## Description of the task
Your task is to copy each line that has the word "Wind".

Dataset records:
=-=-=

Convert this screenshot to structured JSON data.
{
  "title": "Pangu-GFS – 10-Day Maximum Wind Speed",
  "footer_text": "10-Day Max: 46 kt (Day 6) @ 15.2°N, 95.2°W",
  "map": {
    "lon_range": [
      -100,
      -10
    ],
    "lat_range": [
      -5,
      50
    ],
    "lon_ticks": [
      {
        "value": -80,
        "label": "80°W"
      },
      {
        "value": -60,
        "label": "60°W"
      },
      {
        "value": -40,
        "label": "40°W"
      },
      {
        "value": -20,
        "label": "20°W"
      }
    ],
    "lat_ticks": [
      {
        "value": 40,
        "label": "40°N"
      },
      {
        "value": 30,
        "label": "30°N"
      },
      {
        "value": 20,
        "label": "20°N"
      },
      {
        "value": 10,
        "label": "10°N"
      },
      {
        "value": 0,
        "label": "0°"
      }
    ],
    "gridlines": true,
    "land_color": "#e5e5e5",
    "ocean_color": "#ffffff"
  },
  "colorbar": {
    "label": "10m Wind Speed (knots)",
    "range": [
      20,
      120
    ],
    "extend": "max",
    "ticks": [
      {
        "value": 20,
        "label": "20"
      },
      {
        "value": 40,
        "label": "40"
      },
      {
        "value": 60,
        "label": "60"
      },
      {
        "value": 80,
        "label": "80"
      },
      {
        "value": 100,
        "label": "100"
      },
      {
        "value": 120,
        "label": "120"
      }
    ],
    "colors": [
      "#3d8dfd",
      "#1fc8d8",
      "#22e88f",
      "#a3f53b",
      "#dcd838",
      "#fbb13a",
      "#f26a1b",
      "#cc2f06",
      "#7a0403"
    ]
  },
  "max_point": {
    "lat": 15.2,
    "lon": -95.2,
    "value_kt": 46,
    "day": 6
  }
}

=-=-=

## Complete output
  "title": "Pangu-GFS – 10-Day Maximum Wind Speed",
    "label": "10m Wind Speed (knots)",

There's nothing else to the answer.